### WHAT YOU SHOULD DO:
Pick out the lines below that contain the string "aynı" and copy them all.

==============================

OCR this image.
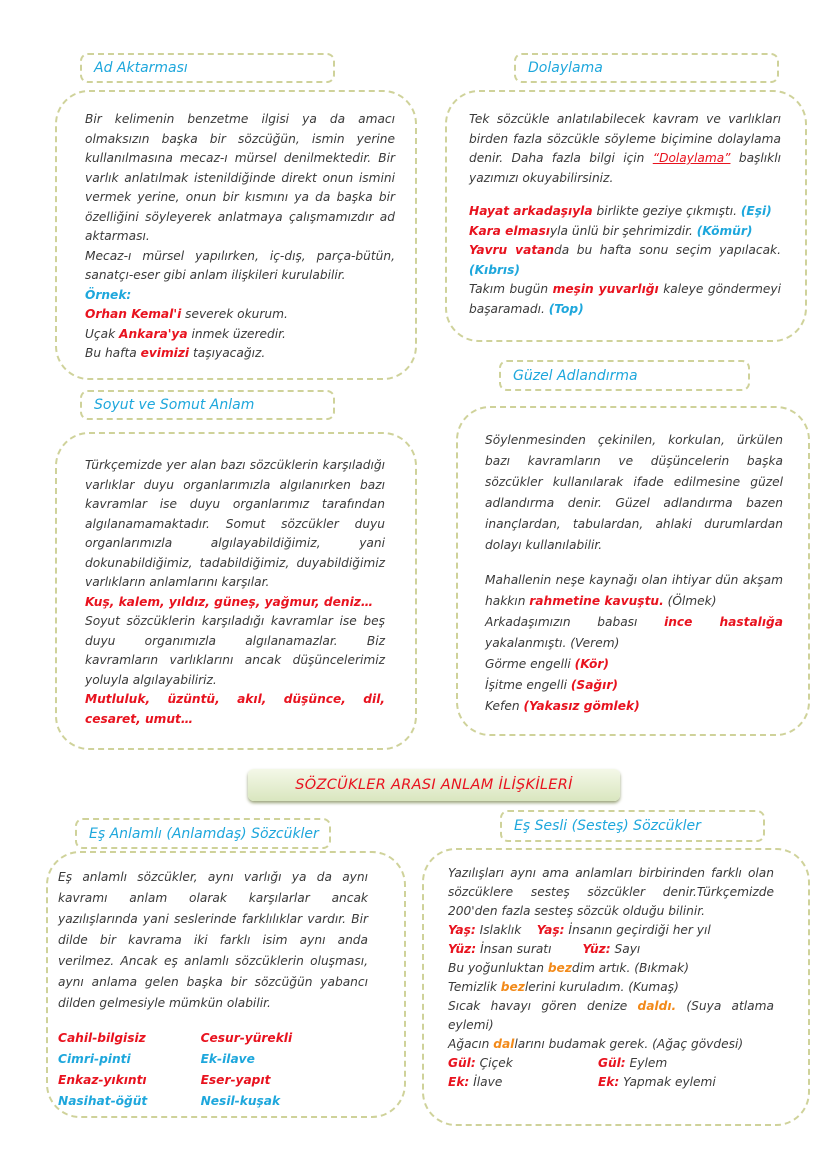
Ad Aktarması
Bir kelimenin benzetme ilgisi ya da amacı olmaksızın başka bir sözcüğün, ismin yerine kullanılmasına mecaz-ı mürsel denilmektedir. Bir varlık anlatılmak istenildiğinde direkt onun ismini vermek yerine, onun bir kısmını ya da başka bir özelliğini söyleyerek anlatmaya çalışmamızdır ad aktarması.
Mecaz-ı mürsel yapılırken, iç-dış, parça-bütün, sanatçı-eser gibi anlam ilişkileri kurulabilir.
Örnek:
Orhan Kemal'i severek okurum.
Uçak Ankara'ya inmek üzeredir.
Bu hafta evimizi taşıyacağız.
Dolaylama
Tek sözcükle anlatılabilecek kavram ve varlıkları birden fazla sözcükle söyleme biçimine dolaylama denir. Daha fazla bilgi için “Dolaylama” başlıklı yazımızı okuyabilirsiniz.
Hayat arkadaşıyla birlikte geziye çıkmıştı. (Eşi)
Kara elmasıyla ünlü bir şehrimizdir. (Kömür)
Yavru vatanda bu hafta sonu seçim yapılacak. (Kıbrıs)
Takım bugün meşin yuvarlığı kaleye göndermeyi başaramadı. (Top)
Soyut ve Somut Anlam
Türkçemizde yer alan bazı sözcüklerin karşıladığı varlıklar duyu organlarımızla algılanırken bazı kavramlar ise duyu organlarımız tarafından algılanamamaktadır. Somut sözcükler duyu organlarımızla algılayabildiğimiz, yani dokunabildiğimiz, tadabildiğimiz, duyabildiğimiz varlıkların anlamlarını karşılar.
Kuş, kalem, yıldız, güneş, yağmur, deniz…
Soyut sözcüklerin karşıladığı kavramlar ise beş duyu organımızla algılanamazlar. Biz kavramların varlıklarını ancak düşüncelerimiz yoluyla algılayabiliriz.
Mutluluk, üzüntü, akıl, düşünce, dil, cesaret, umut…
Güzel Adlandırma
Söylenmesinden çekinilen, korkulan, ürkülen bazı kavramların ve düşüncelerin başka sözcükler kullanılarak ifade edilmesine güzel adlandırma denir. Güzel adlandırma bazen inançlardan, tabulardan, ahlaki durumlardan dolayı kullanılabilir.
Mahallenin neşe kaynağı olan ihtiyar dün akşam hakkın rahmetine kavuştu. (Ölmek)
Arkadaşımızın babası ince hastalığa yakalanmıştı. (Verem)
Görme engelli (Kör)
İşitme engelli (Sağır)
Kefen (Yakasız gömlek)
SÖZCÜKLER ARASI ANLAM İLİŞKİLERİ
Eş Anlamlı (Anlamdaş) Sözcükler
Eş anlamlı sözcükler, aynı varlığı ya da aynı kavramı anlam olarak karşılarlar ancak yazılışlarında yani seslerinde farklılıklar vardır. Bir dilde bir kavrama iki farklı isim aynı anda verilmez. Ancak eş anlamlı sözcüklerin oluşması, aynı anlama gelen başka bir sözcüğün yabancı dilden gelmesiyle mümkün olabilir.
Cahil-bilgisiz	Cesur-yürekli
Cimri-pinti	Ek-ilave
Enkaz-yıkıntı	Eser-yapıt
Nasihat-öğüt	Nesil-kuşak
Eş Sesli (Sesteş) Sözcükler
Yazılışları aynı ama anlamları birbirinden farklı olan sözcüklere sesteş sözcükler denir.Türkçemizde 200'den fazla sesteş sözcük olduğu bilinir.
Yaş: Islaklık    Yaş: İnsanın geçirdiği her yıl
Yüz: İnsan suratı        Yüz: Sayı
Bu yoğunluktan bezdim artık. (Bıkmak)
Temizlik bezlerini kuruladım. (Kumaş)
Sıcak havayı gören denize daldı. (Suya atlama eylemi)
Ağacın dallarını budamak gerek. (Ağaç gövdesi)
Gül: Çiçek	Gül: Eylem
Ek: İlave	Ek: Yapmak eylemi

==============================

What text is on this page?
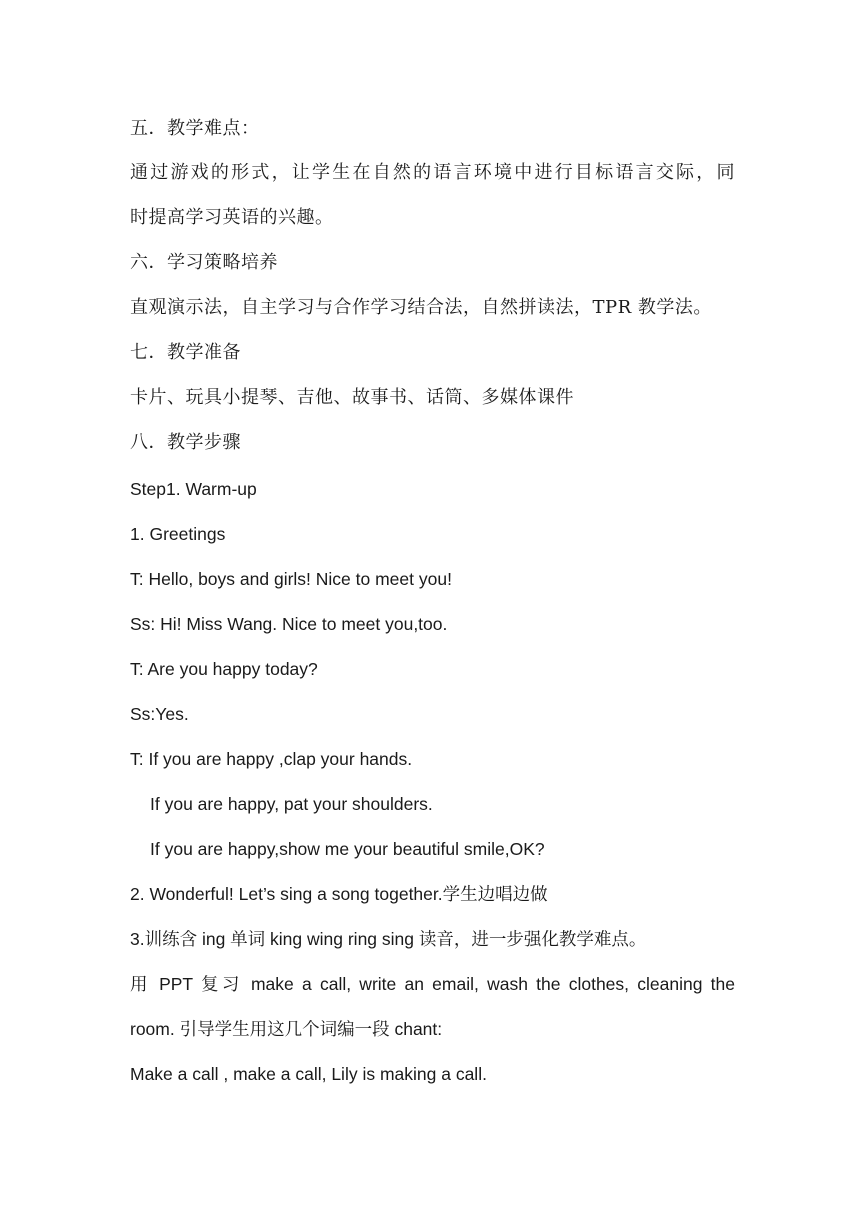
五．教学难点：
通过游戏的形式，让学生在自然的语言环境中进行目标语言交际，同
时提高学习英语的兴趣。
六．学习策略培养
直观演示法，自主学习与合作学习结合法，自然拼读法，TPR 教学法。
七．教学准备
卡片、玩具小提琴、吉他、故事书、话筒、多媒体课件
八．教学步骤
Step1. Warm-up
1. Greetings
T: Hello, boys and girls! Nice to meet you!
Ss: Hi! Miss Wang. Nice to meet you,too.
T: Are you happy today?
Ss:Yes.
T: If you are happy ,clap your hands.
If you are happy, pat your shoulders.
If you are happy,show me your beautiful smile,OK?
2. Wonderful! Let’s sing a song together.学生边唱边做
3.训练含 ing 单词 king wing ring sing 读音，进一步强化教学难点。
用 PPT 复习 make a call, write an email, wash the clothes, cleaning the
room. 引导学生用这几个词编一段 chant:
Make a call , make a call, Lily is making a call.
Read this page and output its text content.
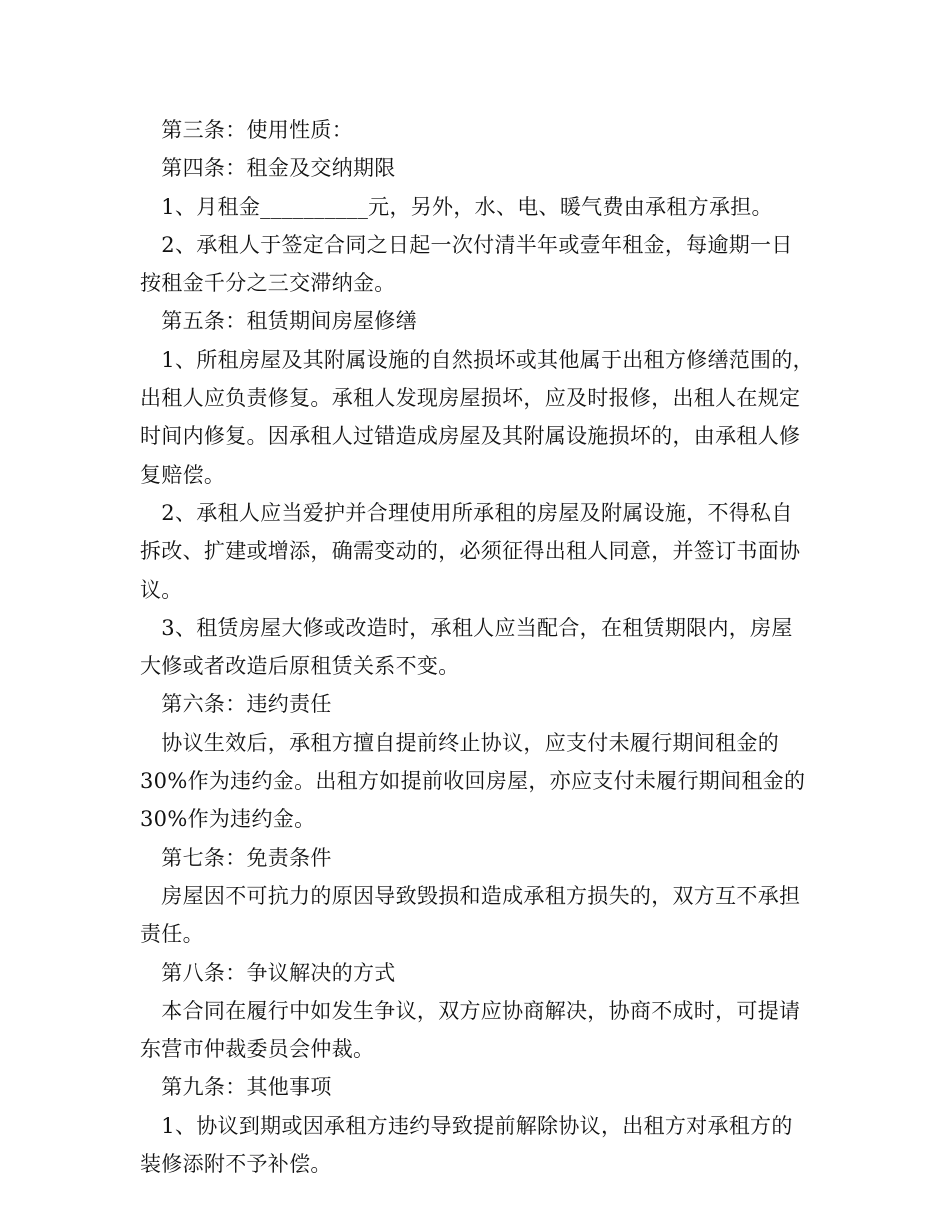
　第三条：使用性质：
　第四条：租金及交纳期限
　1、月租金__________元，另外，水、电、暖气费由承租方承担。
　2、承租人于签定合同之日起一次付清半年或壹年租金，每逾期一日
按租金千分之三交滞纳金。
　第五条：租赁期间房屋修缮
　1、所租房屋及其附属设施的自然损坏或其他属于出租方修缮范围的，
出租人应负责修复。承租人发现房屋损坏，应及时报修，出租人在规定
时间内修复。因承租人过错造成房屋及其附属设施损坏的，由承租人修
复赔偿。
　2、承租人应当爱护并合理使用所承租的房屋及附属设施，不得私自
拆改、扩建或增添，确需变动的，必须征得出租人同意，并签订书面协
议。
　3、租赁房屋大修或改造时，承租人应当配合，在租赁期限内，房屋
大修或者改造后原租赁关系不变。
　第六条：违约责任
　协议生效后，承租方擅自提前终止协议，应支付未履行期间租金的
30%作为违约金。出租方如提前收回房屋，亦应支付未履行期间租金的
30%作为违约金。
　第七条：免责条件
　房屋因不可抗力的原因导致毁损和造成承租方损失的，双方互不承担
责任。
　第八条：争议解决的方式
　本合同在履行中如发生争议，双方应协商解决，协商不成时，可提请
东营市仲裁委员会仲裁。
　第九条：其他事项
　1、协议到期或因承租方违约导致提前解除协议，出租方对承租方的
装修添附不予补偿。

==============================

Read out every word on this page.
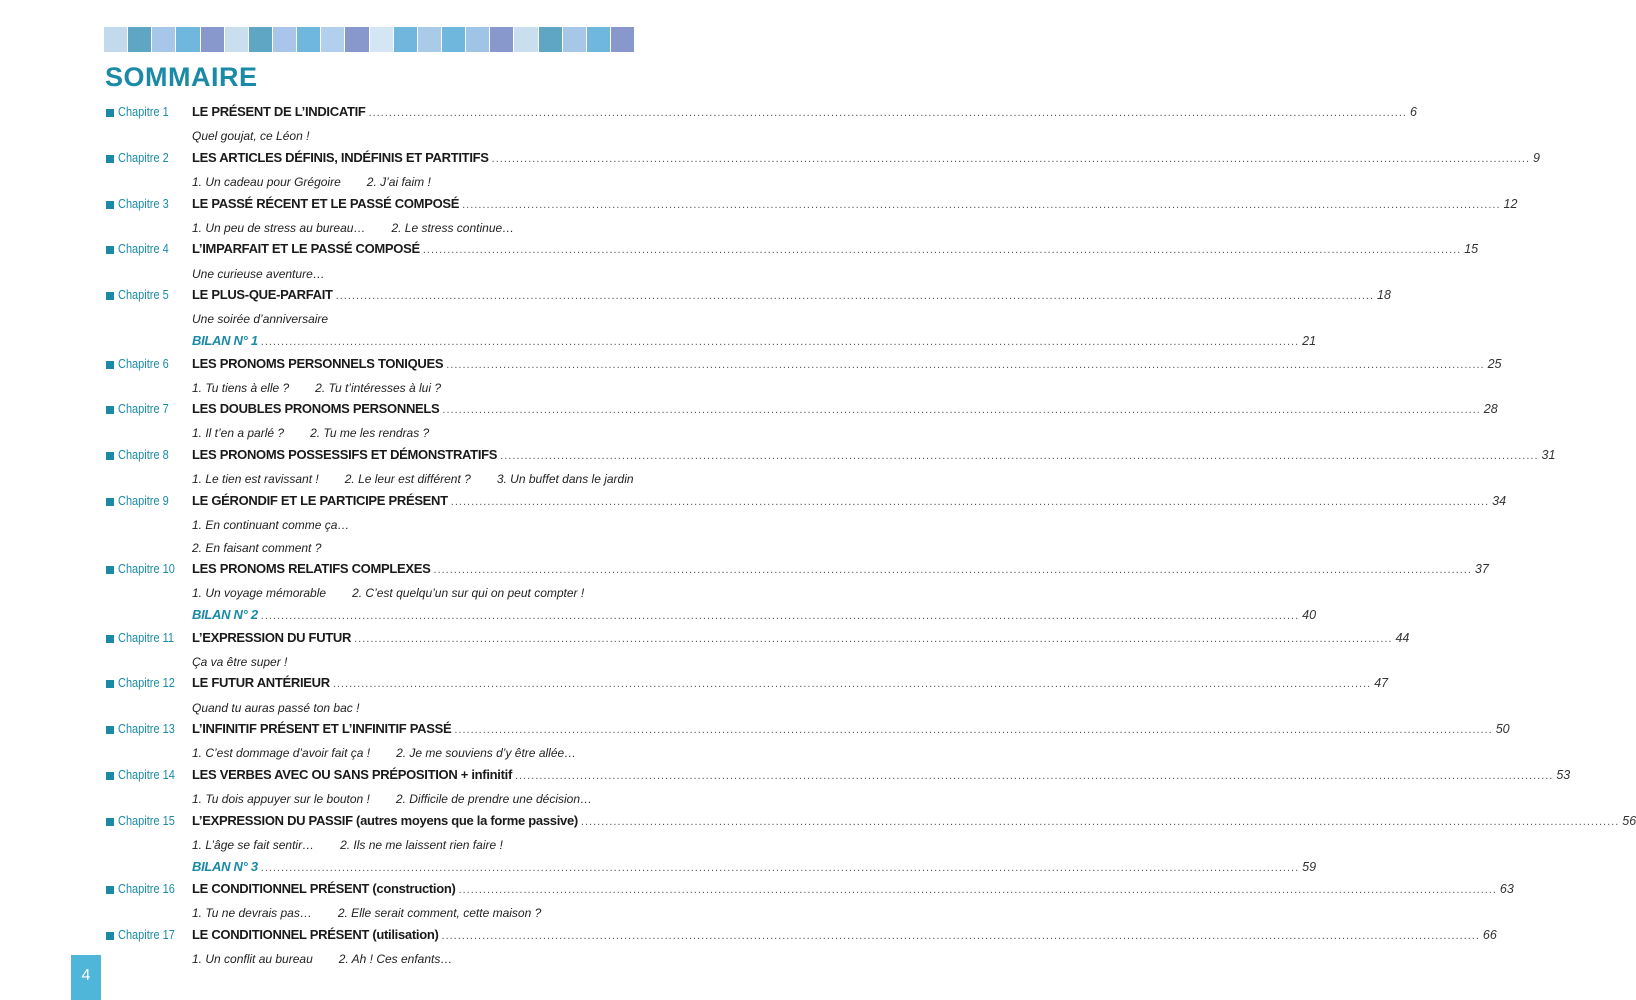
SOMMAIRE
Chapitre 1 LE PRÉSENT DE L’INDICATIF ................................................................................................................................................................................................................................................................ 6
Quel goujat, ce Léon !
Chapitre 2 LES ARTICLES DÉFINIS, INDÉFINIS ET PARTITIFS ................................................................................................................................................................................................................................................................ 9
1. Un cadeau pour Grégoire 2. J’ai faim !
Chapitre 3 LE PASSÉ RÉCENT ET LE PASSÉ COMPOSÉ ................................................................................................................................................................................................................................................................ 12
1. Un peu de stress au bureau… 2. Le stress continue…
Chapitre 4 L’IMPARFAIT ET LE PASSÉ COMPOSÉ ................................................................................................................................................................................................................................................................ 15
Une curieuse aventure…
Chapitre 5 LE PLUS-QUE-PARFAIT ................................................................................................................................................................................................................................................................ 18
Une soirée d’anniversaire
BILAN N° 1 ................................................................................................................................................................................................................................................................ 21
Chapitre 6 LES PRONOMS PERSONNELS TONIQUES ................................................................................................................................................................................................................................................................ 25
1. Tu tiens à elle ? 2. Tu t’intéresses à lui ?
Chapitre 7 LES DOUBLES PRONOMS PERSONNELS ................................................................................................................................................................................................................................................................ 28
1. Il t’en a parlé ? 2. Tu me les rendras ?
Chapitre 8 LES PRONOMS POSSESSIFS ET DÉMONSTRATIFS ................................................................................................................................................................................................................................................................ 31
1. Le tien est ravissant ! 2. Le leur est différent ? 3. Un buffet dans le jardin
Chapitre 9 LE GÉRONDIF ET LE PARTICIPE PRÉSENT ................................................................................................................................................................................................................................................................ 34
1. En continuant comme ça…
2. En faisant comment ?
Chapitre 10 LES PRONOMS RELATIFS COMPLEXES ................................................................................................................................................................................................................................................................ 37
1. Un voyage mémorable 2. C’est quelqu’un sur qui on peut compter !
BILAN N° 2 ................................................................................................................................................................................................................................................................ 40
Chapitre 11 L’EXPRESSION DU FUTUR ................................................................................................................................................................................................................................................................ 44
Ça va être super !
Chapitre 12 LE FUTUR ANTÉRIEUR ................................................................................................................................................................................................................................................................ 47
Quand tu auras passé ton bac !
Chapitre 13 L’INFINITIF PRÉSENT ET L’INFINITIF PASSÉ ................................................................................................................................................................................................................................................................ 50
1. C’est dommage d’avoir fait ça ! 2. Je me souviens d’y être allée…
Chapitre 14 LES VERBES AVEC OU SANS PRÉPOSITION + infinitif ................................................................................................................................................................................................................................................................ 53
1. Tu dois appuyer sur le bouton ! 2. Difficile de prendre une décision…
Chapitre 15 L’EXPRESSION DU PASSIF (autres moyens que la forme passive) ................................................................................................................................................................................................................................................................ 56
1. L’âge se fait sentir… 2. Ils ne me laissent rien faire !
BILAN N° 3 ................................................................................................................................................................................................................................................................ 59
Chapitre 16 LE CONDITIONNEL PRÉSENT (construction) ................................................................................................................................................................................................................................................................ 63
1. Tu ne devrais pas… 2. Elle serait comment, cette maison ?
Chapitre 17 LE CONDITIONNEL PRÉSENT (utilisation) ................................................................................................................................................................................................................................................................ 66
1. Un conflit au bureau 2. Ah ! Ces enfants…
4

==============================

### FULL RESPONSE:
Eş anlamlı sözcükler, aynı varlığı ya da aynı kavramı anlam olarak karşılarlar ancak yazılışlarında yani seslerinde farklılıklar vardır. Bir dilde bir kavrama iki farklı isim aynı anda verilmez. Ancak eş anlamlı sözcüklerin oluşması, aynı anlama gelen başka bir sözcüğün yabancı dilden gelmesiyle mümkün olabilir.
Yazılışları aynı ama anlamları birbirinden farklı olan sözcüklere sesteş sözcükler denir.Türkçemizde 200'den fazla sesteş sözcük olduğu bilinir.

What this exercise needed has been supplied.